Objective -
Copy verbatim the entries starting at the line containing "276, 442, 292]" and ending at the line containing "tree-item-label: MainProgram (1): [76, 117, 182, 133]", including both of those lines.

Provided material -
= = = = =

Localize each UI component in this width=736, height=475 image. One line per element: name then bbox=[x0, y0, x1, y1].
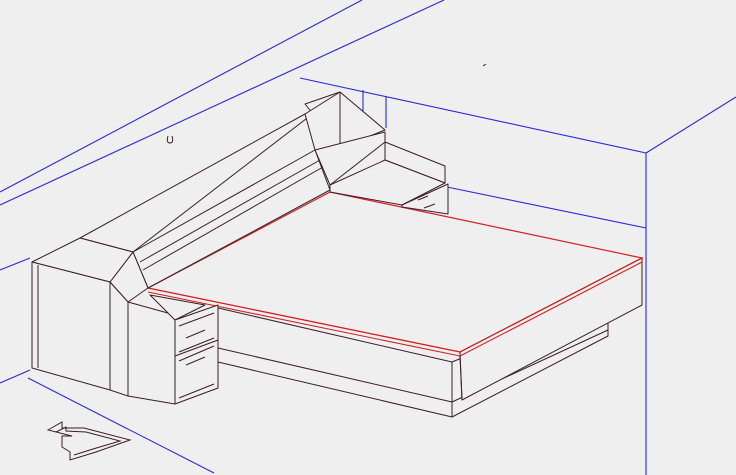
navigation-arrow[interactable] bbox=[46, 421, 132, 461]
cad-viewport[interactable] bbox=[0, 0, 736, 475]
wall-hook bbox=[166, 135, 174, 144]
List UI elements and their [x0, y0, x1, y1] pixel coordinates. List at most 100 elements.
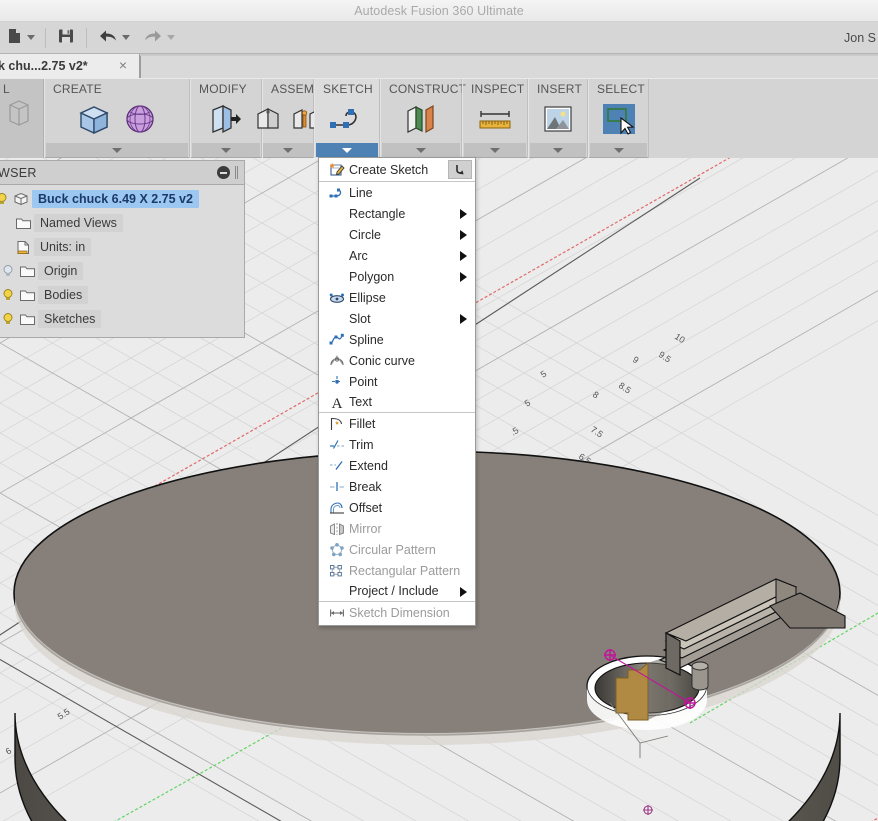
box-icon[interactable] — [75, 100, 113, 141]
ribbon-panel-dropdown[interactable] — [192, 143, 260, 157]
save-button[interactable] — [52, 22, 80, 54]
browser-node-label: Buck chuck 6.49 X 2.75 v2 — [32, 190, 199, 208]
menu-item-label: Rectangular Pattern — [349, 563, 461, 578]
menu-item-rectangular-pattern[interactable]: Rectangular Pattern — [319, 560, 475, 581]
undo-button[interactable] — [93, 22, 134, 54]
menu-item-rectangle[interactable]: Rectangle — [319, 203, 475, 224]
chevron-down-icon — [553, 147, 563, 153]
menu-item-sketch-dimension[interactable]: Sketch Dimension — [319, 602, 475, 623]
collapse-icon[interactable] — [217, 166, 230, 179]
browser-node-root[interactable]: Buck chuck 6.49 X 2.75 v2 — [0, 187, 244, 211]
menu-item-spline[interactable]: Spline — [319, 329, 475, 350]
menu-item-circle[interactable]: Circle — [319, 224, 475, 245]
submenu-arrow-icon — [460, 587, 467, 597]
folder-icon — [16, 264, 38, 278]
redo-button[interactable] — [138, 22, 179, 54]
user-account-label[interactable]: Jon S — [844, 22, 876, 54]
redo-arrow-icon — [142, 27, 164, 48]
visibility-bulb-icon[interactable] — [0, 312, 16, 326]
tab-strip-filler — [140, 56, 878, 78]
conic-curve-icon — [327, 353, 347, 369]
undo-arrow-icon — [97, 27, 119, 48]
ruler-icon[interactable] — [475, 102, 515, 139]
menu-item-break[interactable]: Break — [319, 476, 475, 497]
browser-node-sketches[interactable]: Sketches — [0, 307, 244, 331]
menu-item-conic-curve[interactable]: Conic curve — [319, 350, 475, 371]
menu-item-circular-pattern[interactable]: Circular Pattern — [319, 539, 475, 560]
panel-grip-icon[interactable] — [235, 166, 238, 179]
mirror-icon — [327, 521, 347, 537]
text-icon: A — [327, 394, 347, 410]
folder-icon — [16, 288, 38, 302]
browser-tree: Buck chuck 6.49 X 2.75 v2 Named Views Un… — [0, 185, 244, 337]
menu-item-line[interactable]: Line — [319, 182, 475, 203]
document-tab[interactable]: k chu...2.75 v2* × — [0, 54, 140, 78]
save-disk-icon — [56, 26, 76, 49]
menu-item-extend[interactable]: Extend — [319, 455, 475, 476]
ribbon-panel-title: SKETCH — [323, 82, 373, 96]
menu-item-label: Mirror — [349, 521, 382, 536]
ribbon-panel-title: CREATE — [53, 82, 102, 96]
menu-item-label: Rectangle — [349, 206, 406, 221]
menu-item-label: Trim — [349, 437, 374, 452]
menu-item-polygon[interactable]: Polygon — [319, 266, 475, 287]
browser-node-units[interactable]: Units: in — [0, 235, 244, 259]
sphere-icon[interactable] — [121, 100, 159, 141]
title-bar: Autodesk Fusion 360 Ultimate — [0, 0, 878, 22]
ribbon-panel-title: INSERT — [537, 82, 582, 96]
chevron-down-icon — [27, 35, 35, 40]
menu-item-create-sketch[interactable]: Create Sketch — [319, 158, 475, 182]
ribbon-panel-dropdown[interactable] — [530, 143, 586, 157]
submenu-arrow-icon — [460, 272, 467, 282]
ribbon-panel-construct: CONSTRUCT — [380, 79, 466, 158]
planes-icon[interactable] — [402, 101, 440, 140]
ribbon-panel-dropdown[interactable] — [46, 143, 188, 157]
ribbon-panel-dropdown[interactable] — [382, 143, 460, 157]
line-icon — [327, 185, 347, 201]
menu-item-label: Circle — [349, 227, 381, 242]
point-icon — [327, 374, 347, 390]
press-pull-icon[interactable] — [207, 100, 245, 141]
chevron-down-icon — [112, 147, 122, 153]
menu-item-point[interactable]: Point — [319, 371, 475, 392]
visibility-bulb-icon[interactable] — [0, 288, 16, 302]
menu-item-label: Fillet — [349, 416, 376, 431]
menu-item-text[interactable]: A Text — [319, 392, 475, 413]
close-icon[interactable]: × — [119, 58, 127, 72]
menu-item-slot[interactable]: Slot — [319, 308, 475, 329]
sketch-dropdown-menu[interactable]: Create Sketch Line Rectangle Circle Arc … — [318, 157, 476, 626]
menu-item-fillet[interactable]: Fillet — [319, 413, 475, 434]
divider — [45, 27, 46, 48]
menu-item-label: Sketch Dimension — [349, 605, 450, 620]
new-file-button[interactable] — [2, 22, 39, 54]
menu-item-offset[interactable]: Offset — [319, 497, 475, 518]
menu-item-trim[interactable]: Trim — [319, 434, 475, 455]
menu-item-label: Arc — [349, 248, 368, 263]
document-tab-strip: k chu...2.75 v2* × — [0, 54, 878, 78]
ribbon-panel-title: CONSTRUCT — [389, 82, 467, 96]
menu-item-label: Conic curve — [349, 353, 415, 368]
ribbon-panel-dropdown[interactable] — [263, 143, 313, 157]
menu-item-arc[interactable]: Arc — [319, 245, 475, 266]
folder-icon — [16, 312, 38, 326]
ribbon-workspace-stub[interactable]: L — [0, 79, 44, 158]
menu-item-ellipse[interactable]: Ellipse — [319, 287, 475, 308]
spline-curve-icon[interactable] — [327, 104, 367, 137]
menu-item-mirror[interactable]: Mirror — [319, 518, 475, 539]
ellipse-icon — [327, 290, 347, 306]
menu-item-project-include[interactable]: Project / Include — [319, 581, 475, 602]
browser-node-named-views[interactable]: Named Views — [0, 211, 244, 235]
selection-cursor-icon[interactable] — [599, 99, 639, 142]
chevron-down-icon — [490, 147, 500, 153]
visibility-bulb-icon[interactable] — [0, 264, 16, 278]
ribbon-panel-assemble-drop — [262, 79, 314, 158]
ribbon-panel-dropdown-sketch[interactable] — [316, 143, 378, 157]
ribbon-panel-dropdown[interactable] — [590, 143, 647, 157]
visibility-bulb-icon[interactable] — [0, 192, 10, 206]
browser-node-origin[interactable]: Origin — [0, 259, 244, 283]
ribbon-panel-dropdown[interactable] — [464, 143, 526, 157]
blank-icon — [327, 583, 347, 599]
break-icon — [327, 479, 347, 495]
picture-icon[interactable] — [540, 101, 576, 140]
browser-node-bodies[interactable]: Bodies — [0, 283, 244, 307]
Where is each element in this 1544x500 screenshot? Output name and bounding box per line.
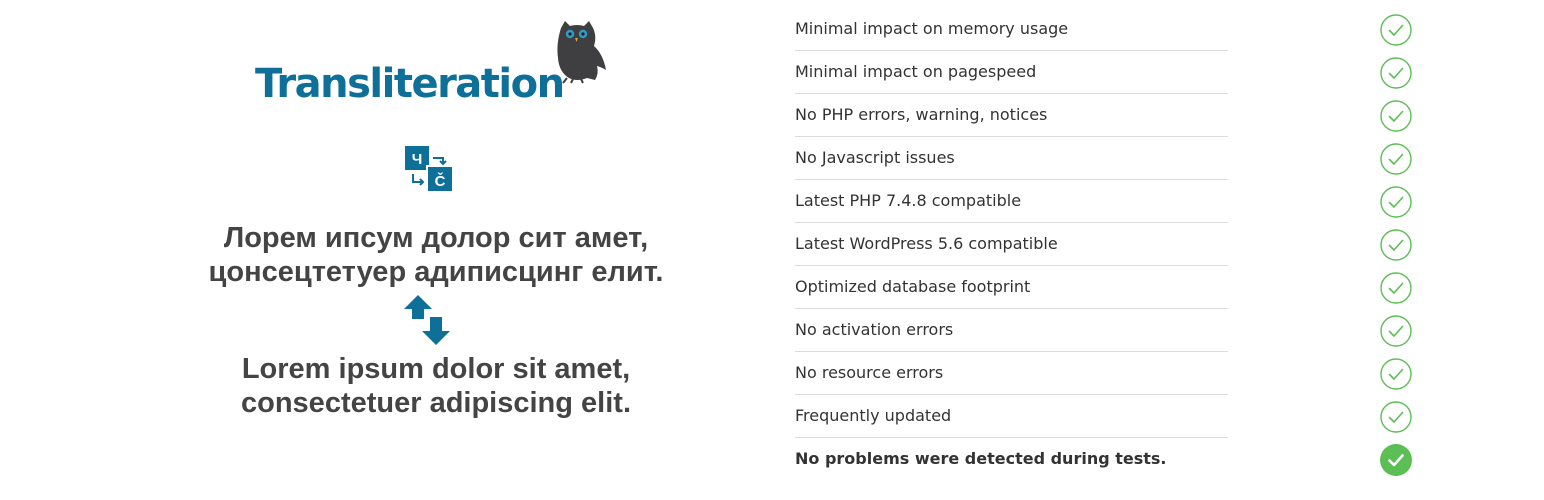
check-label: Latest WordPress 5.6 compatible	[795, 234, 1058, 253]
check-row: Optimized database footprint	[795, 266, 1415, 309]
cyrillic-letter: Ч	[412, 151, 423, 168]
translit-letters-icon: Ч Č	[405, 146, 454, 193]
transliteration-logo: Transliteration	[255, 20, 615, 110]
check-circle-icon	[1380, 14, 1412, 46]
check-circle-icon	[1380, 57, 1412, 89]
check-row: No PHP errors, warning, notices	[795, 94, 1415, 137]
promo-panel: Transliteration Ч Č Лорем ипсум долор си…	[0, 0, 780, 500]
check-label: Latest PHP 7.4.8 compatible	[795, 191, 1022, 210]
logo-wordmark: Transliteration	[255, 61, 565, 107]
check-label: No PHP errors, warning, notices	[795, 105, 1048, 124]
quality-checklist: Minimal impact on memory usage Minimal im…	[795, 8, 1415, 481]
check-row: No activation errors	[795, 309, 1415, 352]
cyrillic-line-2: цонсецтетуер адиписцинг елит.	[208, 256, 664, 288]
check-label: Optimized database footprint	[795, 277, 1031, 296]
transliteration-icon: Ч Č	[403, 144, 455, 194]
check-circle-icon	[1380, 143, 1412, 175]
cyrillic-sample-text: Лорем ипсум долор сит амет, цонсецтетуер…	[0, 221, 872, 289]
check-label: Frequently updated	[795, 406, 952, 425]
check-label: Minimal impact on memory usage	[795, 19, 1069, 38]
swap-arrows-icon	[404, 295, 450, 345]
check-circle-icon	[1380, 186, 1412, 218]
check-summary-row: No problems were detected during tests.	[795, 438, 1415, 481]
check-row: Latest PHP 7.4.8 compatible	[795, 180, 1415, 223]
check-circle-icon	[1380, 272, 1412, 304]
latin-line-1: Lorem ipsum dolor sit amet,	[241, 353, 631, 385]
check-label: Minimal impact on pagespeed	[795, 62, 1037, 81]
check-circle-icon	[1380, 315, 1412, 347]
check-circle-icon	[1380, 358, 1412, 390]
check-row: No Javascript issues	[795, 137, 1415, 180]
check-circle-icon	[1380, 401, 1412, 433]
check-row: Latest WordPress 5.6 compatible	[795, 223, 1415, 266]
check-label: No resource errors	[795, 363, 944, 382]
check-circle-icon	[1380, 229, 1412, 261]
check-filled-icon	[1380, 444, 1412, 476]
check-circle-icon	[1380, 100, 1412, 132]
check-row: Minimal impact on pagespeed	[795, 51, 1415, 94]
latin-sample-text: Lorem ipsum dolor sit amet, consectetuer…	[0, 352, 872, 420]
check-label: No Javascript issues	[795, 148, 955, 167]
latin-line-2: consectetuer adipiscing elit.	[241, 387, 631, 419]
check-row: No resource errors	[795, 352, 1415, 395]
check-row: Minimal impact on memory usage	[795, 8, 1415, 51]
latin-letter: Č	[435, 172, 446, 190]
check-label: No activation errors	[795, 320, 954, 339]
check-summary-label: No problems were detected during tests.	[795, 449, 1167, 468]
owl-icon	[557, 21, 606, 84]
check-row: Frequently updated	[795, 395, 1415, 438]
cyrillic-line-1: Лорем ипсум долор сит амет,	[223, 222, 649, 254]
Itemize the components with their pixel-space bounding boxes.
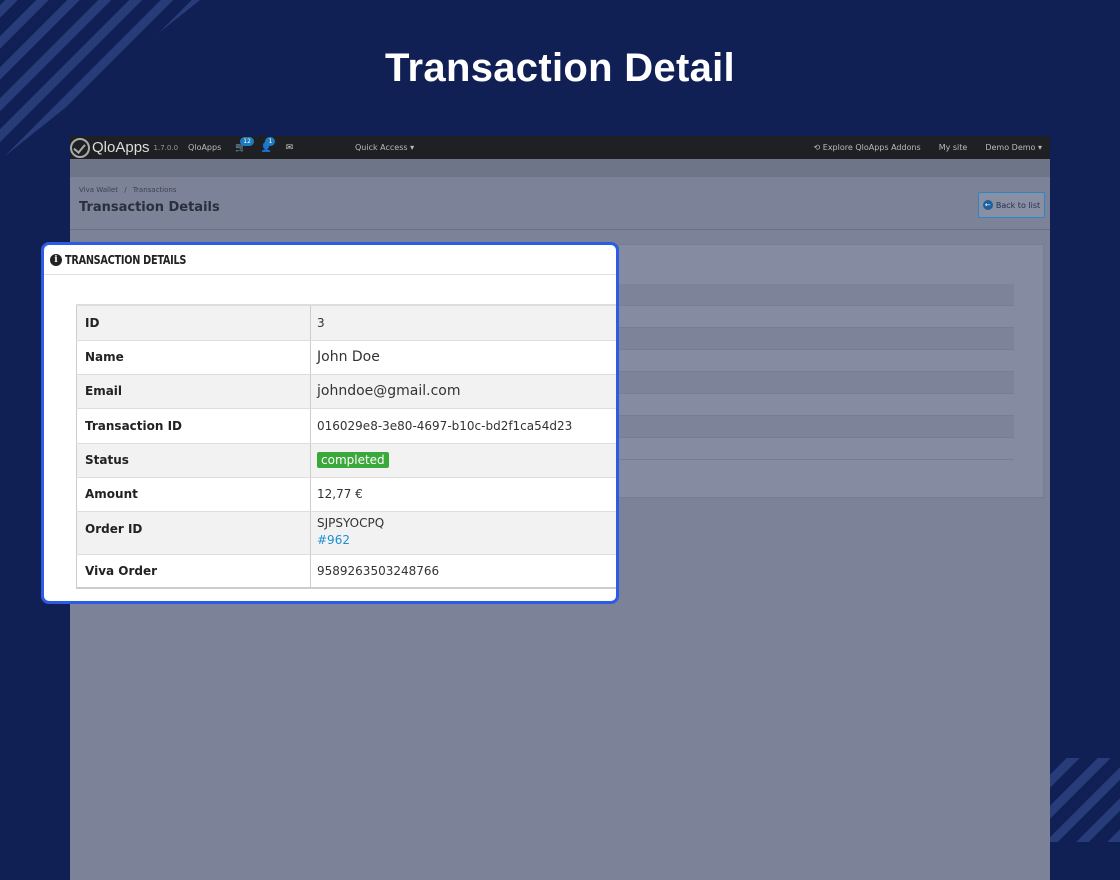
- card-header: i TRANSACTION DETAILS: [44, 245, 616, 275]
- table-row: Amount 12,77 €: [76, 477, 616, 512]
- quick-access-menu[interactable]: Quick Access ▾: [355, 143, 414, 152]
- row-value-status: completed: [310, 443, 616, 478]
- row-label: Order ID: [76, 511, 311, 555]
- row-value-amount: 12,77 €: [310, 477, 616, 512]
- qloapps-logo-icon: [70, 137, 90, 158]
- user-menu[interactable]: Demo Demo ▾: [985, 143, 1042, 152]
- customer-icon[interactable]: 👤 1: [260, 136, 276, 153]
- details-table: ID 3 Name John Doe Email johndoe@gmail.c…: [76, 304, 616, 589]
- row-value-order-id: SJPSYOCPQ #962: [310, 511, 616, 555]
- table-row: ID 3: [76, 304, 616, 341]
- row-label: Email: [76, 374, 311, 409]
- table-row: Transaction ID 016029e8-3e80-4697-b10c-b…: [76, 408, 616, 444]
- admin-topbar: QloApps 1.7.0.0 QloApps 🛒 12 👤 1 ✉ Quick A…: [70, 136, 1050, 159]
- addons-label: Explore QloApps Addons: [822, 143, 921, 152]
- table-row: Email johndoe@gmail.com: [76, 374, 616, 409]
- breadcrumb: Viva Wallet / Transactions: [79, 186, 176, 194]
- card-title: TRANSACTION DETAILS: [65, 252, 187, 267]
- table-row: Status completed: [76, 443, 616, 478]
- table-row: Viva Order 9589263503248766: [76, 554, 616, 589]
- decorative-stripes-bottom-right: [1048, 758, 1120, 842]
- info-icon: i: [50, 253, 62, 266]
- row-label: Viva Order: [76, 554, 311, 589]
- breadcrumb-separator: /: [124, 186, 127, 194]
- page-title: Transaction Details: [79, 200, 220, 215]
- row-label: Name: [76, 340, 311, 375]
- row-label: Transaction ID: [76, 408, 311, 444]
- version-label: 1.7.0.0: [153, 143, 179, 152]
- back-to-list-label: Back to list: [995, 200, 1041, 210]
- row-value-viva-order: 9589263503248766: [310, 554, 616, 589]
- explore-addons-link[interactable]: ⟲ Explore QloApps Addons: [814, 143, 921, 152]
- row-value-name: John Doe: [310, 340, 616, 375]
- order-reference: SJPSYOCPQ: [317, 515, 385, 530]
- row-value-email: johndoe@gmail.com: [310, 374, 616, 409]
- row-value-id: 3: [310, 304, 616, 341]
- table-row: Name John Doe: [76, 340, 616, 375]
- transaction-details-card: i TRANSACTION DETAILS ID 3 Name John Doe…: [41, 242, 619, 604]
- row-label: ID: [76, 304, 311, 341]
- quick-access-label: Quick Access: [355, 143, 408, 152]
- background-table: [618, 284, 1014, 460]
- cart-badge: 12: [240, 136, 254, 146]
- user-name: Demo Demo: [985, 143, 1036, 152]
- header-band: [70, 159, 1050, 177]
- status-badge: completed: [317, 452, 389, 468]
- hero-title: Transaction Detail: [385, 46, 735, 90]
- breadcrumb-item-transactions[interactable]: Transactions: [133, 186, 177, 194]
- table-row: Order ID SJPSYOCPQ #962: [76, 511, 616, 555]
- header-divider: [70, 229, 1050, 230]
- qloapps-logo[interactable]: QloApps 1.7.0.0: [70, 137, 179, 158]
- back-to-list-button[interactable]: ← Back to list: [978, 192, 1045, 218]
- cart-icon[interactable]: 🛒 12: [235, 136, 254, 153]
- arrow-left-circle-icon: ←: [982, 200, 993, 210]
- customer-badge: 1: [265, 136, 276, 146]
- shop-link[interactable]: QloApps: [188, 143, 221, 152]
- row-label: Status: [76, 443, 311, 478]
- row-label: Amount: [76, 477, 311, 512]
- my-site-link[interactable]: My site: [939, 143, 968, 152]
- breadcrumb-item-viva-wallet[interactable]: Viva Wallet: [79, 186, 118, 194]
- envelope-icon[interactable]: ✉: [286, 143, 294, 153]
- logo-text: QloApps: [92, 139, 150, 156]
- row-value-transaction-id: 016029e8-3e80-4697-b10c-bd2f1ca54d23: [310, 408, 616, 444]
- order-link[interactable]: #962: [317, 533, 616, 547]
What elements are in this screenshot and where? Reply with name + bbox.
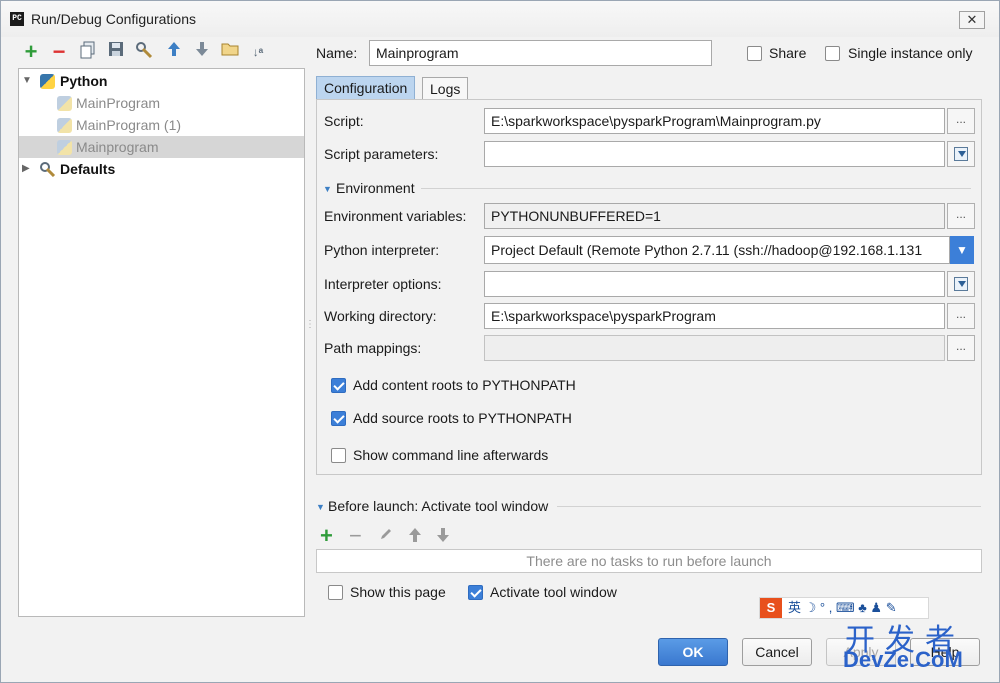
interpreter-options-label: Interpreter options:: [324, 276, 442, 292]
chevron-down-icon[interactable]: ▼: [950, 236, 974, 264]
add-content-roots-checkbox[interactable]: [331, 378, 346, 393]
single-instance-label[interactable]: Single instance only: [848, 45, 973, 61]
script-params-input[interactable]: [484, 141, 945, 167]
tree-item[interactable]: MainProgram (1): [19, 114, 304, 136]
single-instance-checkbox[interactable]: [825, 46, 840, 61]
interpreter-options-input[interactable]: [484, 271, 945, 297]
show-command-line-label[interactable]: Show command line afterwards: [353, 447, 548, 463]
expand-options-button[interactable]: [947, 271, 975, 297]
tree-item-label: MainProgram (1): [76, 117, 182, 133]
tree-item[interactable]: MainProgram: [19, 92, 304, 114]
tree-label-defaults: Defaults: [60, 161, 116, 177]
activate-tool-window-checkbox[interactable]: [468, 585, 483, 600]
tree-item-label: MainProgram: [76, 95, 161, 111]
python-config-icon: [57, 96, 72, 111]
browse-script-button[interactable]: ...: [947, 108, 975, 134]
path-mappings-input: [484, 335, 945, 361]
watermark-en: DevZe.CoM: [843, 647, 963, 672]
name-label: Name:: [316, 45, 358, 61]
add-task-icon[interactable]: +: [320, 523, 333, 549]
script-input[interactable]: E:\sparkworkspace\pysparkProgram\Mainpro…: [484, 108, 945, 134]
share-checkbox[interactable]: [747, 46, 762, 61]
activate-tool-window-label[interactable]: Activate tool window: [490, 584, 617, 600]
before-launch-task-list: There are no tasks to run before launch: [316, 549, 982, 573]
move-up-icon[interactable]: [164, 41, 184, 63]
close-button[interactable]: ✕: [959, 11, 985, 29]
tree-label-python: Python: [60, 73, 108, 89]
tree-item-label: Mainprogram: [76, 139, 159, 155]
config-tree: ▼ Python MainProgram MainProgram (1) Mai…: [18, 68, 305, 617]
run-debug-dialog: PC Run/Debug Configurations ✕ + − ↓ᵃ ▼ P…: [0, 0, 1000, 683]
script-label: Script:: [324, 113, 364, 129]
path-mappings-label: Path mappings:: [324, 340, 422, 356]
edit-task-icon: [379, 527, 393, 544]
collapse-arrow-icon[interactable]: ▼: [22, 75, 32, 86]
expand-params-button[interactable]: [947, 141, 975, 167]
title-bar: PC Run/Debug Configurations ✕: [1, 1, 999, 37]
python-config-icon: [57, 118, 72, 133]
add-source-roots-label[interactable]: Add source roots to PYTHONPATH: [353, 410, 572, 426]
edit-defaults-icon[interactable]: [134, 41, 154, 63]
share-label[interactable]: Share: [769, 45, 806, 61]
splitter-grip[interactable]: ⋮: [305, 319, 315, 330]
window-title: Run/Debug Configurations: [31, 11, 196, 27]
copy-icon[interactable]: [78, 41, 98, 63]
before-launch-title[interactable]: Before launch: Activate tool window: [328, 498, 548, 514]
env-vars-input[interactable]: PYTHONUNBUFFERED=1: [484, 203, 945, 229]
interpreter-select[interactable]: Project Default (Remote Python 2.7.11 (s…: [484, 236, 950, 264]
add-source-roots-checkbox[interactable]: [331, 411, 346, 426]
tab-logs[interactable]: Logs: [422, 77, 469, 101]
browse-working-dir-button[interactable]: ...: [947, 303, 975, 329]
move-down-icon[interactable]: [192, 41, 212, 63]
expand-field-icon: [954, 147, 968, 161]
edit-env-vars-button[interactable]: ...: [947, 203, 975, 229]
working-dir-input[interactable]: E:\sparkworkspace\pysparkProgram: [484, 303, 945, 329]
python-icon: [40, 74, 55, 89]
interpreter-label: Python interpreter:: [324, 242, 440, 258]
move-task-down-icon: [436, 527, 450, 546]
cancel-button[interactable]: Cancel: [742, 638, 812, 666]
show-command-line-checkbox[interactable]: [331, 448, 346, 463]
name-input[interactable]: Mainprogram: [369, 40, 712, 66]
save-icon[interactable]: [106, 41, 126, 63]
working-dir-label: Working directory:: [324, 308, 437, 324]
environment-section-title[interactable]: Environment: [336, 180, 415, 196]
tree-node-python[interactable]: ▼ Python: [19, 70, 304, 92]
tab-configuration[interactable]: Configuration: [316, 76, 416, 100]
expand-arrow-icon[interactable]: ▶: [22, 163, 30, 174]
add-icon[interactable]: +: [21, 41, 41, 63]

= = = = =

In response -
interpreter-options-label: Interpreter options:: [324, 276, 442, 292]
chevron-down-icon[interactable]: ▼: [950, 236, 974, 264]
add-content-roots-checkbox[interactable]: [331, 378, 346, 393]
single-instance-label[interactable]: Single instance only: [848, 45, 973, 61]
script-params-input[interactable]: [484, 141, 945, 167]
tree-item[interactable]: MainProgram (1): [19, 114, 304, 136]
single-instance-checkbox[interactable]: [825, 46, 840, 61]
interpreter-options-input[interactable]: [484, 271, 945, 297]
show-command-line-label[interactable]: Show command line afterwards: [353, 447, 548, 463]
expand-options-button[interactable]: [947, 271, 975, 297]
tree-item-label: MainProgram (1): [76, 117, 182, 133]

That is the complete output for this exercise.